From the records below, pull each line that has "JSON".

Items from a figure collection:
—————

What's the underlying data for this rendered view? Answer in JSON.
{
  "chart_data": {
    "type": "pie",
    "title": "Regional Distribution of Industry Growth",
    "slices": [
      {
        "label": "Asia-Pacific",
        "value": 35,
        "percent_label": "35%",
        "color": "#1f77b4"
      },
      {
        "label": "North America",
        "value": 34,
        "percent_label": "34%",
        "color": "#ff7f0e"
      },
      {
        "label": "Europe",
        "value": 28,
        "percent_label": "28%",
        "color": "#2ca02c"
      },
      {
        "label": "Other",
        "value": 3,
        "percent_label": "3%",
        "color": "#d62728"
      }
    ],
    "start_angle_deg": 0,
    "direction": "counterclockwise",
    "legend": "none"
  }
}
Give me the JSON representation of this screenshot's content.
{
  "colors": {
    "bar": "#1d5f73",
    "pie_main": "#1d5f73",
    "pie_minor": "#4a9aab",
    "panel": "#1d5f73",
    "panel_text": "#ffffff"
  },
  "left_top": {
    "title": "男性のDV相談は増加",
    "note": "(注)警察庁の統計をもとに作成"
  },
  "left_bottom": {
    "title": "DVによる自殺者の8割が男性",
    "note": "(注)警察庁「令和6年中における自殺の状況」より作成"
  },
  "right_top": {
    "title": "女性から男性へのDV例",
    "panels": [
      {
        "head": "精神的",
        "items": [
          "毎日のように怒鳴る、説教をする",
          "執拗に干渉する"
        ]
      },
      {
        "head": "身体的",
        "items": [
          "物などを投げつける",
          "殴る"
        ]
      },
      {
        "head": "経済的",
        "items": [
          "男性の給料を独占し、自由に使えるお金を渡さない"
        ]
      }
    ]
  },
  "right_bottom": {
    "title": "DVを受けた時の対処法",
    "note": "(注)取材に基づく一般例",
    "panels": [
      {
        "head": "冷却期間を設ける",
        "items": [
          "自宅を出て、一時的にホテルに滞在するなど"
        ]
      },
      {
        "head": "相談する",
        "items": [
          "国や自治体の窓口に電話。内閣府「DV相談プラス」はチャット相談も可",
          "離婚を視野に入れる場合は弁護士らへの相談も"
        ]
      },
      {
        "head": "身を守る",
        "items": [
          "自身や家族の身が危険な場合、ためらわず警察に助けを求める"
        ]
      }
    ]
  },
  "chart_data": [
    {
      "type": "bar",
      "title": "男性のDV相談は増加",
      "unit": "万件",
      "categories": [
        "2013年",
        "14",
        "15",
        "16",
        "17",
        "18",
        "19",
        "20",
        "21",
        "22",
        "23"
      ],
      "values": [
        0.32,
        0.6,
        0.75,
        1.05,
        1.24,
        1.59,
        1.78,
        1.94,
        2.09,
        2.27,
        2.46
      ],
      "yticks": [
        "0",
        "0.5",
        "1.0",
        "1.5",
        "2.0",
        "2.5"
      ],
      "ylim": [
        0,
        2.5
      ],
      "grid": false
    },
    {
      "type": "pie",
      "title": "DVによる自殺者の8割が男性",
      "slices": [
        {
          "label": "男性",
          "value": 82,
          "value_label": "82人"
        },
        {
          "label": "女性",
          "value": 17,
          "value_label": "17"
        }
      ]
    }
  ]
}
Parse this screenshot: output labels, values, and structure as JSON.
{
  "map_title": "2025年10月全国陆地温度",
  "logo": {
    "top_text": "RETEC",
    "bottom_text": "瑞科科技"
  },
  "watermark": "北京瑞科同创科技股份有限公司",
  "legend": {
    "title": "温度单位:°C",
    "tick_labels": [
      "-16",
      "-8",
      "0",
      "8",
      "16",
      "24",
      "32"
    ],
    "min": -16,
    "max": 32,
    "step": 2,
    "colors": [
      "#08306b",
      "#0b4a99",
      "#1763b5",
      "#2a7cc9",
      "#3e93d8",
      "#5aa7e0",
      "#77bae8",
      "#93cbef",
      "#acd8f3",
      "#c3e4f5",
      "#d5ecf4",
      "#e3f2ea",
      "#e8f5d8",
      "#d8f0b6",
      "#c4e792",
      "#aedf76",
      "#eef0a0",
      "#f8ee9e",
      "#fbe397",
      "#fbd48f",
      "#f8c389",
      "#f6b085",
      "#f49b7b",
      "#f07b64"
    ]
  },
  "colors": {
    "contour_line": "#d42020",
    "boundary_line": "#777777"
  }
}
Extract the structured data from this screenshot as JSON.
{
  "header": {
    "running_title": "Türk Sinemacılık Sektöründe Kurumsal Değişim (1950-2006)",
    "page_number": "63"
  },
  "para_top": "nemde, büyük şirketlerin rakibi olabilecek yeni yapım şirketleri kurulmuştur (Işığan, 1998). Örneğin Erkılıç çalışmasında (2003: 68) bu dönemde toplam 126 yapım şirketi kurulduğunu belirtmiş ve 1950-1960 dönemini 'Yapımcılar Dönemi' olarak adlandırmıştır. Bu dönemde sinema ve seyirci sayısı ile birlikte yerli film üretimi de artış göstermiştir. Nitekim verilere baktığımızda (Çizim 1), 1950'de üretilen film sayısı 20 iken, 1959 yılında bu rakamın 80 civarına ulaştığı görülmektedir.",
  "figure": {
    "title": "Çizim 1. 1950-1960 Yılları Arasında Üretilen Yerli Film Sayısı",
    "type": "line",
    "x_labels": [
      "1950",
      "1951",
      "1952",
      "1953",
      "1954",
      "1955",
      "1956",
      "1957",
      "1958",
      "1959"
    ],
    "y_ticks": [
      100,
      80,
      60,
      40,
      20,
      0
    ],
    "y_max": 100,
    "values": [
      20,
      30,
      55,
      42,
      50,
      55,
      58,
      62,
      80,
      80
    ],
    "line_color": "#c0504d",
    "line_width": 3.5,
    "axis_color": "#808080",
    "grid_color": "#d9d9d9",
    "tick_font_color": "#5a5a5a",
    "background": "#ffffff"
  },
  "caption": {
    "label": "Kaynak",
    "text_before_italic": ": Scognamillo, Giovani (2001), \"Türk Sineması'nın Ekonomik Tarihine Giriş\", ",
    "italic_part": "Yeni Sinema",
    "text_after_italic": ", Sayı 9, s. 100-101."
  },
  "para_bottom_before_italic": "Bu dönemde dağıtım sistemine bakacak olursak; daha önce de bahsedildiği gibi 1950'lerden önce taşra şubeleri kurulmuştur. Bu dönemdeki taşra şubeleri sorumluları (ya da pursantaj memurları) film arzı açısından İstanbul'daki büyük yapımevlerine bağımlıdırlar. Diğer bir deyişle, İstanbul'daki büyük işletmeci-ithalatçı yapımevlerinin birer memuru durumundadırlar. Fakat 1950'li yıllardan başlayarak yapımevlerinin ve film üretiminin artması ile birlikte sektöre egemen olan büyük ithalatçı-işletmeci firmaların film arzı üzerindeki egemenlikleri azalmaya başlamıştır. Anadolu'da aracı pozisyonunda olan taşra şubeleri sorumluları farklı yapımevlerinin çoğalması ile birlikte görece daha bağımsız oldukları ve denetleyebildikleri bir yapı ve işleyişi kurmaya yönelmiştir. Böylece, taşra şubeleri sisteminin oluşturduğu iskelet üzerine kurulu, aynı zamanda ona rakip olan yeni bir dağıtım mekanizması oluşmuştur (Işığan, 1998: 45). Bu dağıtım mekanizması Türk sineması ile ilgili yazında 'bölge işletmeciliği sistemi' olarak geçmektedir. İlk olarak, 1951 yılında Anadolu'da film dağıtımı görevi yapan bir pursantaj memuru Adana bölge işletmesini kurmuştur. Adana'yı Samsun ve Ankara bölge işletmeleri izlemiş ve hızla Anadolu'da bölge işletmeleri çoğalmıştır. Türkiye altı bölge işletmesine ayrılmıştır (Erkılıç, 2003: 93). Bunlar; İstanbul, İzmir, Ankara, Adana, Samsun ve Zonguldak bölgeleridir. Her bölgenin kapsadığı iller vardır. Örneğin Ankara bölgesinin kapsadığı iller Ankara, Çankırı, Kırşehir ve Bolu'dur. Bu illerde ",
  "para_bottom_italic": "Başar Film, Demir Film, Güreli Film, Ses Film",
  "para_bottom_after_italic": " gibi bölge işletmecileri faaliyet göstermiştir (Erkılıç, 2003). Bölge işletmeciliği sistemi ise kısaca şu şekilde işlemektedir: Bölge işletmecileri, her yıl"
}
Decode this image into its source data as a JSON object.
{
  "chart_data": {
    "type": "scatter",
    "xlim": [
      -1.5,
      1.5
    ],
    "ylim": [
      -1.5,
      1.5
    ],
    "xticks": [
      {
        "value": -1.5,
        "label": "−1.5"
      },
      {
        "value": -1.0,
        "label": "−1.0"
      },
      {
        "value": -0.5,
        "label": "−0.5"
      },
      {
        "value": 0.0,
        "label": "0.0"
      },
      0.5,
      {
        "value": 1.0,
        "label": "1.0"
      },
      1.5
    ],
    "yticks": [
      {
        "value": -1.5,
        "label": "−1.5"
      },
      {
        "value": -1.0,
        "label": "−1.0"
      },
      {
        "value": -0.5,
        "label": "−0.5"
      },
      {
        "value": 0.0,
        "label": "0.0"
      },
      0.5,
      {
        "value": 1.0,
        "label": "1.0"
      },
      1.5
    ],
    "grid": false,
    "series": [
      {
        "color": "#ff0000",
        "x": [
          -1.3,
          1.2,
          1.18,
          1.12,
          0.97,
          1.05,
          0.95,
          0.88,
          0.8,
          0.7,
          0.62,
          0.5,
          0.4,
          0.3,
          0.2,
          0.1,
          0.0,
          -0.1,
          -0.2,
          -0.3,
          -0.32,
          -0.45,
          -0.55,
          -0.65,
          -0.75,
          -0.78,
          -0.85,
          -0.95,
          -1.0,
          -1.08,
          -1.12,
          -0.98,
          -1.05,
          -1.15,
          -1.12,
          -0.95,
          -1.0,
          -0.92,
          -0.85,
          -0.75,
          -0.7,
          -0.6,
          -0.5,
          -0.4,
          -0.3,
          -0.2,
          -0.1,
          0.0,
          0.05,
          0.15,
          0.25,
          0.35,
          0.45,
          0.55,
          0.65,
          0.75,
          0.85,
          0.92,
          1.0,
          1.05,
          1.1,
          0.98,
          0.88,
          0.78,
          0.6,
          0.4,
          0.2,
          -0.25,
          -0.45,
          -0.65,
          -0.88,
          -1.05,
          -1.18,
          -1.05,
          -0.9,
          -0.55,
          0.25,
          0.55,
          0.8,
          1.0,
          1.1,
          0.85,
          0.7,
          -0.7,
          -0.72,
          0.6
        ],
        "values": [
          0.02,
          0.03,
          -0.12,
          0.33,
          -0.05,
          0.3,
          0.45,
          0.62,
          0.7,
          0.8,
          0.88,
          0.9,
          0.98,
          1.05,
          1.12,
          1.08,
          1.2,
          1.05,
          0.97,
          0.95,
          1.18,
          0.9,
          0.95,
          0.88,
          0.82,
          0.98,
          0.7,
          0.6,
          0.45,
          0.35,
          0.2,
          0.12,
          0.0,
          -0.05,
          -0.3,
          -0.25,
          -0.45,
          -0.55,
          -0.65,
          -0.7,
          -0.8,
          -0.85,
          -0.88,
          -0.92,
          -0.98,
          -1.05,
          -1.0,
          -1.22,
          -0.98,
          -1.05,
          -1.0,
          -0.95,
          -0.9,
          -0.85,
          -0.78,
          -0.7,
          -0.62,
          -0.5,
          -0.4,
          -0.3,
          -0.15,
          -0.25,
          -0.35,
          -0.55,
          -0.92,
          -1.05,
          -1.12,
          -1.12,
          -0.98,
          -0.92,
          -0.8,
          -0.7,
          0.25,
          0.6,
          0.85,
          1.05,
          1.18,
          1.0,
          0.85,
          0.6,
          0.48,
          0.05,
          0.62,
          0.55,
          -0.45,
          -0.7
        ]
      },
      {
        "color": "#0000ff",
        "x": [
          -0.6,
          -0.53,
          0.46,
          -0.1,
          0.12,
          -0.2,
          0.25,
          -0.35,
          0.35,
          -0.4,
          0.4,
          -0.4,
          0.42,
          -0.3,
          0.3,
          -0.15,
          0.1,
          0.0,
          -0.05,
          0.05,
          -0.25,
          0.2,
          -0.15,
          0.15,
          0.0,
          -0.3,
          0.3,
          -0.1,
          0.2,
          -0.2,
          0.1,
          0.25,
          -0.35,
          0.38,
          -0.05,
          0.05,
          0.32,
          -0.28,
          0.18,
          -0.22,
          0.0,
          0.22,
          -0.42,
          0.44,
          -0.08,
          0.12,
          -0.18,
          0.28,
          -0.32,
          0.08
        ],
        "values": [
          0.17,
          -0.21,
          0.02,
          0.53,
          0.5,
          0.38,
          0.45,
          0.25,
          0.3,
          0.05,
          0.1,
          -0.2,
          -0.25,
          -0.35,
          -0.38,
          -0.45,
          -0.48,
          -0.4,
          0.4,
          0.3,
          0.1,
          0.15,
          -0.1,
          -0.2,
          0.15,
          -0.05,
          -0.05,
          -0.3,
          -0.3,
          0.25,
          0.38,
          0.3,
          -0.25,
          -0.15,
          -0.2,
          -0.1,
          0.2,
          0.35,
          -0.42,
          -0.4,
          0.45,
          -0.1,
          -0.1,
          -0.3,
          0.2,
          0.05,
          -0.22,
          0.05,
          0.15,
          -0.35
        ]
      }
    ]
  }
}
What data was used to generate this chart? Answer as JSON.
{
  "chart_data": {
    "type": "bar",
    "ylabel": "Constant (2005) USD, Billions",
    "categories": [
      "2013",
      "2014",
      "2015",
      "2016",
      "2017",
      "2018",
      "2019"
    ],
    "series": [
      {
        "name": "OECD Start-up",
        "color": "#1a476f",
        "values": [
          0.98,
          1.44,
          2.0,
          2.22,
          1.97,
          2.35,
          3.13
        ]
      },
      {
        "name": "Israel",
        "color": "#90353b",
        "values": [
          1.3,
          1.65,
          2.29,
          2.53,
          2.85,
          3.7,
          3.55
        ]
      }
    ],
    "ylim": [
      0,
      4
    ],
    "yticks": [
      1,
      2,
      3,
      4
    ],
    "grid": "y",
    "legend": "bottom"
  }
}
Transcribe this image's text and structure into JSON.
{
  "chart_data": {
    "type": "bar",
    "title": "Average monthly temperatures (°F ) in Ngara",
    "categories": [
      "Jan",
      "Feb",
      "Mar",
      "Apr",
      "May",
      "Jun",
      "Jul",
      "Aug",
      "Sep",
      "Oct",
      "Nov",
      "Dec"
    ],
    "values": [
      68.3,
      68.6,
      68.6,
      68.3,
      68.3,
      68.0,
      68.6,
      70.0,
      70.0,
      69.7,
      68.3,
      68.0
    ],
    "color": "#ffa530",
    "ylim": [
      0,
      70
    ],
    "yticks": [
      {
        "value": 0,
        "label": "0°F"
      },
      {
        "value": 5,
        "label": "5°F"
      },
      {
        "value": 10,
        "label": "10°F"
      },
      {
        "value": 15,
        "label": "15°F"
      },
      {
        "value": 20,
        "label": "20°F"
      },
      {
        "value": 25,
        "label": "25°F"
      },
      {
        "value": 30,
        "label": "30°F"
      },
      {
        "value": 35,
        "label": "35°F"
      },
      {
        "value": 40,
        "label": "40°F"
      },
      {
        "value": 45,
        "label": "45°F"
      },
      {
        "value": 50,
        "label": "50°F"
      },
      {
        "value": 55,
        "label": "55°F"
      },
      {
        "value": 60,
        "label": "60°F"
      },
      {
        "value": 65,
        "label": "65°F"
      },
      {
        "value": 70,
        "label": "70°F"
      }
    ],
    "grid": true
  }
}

—————

● EXERCISE RESULT:
What's the underlying data for this rendered view? Answer in JSON.
Give me the JSON representation of this screenshot's content.
Parse this screenshot: output labels, values, and structure as JSON.
Extract the structured data from this screenshot as JSON.
Decode this image into its source data as a JSON object.
What data was used to generate this chart? Answer as JSON.
Transcribe this image's text and structure into JSON.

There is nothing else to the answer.